▸ **Task item**: Among the records below, how many lines contain "that"? State the number and nothing more.

▸ **Dataset content**:
++++++++++++++++++++

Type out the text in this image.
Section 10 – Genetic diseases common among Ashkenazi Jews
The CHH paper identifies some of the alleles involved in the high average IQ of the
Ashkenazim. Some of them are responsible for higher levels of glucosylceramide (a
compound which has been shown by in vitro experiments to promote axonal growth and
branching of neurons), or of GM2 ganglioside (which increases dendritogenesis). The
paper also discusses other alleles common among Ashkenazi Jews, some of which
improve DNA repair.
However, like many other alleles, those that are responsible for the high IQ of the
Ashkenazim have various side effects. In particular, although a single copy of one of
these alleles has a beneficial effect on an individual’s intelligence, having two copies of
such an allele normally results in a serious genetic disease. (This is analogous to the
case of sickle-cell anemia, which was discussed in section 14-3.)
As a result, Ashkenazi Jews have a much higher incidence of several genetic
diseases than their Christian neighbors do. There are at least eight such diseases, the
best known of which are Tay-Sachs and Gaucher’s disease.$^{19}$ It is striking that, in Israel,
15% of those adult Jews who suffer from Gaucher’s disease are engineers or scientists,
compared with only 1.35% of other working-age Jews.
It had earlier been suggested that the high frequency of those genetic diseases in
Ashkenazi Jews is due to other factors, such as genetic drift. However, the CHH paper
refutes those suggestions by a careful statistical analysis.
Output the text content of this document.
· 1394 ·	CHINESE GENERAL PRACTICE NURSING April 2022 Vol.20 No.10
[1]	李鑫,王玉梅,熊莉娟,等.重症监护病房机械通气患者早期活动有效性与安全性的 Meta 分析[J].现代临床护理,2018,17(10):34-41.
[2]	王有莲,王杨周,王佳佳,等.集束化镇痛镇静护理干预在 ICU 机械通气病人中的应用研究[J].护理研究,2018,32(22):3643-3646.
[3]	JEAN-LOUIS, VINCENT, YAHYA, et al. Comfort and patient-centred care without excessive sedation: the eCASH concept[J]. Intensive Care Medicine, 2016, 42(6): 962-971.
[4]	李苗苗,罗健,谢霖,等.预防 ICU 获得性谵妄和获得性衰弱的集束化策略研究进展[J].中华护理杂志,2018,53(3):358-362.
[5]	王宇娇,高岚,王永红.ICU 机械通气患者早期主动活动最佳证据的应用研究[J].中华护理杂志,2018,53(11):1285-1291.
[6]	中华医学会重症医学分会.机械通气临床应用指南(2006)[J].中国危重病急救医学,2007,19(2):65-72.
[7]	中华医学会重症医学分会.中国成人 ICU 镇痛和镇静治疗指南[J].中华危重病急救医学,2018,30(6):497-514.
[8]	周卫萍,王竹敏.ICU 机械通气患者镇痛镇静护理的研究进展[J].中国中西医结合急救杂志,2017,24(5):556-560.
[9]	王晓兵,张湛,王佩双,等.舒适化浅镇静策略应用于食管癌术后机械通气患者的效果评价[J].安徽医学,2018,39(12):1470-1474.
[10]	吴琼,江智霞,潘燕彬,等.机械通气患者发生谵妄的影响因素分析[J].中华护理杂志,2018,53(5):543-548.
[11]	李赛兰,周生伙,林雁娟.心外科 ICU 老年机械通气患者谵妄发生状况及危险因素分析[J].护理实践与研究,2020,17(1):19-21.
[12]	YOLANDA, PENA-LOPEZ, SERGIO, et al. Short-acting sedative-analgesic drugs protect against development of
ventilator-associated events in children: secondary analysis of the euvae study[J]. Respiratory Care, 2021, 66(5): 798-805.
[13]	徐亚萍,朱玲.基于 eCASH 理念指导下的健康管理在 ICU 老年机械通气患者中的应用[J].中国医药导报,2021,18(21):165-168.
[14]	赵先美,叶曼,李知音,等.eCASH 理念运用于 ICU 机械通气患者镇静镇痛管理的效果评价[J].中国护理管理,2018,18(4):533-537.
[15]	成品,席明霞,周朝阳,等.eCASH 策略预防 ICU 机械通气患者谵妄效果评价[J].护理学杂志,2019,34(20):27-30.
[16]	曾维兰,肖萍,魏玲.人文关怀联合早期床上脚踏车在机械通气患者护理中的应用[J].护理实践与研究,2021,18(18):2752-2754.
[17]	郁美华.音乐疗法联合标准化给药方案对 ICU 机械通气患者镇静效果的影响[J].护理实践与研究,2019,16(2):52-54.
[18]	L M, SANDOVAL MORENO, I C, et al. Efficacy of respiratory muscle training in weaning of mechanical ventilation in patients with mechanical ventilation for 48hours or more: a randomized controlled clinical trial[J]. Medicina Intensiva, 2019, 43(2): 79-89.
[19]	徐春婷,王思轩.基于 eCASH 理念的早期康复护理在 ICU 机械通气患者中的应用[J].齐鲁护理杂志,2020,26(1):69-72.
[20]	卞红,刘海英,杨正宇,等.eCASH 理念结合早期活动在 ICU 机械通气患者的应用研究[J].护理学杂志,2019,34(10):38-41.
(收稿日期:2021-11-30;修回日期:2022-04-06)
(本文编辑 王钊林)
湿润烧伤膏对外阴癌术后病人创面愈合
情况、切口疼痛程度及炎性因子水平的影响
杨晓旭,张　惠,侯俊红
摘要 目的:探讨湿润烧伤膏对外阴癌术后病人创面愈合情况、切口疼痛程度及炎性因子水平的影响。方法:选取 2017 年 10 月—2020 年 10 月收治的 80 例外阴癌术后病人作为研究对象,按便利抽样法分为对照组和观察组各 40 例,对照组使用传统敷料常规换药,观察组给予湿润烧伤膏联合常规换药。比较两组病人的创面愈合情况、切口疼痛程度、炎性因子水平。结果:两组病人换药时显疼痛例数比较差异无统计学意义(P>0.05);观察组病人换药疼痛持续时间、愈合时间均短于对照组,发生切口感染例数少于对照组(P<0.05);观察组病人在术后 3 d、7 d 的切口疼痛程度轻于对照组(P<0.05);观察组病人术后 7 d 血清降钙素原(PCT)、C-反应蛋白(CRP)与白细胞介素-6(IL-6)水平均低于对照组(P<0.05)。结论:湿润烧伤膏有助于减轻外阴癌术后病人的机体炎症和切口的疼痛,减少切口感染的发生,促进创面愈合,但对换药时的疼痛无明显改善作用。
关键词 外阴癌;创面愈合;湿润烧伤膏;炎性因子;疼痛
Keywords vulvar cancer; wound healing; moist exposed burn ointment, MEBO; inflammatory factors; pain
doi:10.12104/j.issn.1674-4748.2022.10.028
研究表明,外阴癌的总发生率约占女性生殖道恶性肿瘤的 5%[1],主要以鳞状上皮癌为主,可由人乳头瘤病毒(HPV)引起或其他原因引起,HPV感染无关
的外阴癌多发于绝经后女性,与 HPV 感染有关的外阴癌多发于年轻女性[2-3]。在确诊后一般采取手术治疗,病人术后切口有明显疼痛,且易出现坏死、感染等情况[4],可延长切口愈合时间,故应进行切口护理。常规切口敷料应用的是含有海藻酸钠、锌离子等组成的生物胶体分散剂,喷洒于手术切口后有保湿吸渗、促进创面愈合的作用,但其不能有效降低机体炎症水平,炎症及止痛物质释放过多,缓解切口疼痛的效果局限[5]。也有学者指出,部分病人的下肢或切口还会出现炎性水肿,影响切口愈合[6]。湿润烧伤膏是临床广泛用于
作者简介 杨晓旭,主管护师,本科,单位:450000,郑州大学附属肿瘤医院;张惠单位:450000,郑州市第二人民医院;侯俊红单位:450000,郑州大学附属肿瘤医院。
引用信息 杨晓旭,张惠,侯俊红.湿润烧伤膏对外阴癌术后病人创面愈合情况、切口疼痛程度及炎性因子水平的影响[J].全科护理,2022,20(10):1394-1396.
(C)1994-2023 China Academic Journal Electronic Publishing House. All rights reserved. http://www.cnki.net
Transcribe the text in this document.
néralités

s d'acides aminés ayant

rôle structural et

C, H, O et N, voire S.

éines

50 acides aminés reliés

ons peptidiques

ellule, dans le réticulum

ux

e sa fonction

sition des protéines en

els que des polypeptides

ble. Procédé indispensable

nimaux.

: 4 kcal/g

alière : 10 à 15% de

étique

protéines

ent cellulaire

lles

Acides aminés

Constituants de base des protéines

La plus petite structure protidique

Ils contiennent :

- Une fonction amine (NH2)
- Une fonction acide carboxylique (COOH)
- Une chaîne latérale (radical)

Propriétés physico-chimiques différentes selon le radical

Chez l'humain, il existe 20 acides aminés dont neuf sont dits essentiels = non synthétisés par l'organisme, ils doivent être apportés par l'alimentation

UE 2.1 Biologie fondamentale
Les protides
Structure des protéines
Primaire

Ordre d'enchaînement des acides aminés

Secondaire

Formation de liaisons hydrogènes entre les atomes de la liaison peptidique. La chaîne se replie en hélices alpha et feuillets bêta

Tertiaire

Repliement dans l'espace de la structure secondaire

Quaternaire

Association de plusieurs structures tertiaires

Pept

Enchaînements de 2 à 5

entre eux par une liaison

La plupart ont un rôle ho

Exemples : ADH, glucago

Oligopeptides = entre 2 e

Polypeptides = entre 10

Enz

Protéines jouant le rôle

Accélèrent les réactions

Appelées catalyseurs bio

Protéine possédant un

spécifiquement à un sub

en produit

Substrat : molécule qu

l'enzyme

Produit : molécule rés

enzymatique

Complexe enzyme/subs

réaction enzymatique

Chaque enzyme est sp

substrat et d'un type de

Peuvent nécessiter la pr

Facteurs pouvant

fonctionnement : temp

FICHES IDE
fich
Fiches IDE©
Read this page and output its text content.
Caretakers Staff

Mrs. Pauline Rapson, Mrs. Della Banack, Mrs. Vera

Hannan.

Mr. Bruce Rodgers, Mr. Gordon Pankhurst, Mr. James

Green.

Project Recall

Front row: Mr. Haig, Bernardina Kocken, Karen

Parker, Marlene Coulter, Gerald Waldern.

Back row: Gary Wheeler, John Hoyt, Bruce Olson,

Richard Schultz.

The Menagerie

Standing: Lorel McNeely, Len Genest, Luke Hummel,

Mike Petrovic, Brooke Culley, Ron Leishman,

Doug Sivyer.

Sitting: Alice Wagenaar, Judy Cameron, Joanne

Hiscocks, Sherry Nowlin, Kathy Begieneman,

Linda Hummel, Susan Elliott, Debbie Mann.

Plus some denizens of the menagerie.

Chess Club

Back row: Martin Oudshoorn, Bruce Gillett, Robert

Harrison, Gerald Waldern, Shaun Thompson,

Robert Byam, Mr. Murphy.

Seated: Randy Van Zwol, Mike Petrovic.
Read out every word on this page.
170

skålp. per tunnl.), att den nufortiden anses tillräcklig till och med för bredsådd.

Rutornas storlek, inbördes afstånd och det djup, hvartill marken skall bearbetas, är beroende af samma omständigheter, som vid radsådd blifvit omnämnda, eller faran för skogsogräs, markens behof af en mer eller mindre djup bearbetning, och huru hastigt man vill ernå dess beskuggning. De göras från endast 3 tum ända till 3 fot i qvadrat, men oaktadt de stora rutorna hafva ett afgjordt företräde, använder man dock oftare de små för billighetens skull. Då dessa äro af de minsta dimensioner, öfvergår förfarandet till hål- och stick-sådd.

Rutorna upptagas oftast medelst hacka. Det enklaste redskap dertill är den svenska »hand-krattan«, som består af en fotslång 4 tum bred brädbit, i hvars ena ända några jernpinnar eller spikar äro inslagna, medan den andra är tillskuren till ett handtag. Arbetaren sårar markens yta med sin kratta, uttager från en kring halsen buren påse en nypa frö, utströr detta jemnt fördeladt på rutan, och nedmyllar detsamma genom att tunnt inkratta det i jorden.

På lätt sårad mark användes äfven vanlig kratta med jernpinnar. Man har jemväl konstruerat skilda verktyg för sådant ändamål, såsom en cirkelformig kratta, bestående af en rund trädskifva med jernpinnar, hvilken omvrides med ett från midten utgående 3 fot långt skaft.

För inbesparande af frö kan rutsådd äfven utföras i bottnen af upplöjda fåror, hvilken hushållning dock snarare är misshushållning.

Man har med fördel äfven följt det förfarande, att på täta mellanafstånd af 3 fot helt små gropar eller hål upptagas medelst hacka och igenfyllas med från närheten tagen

++++++++++++++++++++

▸ **Result below**: 3